**EXERCISE DETAILS**. Every line that contains the word "الموردة" should be copied out.

**WORKING DATA**.
***
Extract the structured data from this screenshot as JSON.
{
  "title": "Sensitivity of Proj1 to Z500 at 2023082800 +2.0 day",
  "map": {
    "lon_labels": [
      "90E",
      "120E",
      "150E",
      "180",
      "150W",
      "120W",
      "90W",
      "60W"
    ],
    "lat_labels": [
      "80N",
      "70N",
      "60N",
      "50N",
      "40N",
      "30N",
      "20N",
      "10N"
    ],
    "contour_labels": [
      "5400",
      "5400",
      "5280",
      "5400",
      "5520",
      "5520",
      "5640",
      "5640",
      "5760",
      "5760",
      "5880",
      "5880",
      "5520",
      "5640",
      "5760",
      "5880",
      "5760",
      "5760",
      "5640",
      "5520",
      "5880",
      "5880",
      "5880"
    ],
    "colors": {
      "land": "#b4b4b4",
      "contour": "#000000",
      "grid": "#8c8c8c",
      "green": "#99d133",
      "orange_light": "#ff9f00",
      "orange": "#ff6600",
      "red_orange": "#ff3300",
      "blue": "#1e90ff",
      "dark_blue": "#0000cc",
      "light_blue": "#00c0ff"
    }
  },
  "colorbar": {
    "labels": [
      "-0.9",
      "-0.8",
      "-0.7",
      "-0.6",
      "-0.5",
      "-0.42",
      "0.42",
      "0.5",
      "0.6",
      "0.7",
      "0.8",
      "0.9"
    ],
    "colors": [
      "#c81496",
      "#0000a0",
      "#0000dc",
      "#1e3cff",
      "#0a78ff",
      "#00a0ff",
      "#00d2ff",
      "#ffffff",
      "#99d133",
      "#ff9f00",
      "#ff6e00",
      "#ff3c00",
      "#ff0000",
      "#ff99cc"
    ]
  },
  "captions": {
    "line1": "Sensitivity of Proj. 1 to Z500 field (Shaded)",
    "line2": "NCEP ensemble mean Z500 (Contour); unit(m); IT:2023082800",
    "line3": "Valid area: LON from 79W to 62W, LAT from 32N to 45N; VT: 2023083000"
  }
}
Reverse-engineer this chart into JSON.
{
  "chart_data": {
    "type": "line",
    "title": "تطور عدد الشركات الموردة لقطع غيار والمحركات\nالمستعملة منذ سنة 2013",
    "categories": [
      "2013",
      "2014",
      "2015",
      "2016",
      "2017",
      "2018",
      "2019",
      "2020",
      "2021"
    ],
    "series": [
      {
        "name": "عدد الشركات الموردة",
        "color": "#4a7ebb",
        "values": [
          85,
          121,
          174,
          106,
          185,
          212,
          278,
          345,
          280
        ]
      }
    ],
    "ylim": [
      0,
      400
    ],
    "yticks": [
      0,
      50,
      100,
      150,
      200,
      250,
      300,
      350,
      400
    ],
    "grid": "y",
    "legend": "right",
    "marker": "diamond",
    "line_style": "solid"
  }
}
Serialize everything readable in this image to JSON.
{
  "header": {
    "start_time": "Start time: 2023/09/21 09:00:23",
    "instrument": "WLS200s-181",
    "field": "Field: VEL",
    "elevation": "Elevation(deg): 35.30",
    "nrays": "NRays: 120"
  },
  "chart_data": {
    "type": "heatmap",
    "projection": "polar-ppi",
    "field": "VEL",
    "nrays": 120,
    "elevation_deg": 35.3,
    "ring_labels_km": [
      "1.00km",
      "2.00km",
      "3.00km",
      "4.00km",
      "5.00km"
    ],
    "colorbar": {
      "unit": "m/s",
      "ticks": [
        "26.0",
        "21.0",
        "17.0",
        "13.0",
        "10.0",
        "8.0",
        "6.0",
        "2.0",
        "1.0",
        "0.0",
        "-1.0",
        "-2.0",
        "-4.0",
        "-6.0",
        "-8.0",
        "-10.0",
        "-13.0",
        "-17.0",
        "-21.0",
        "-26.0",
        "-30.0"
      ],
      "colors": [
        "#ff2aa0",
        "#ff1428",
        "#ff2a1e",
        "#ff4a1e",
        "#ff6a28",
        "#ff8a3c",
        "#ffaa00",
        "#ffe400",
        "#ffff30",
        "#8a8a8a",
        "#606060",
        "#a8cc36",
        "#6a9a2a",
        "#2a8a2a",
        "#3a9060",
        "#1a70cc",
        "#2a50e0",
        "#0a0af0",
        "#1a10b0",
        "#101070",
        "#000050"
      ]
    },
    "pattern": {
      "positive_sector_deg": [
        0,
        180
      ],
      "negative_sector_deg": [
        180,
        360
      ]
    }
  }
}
***
**OUTPUT OF THE EXERCISE**.
    "title": "تطور عدد الشركات الموردة لقطع غيار والمحركات\nالمستعملة منذ سنة 2013",
        "name": "عدد الشركات الموردة",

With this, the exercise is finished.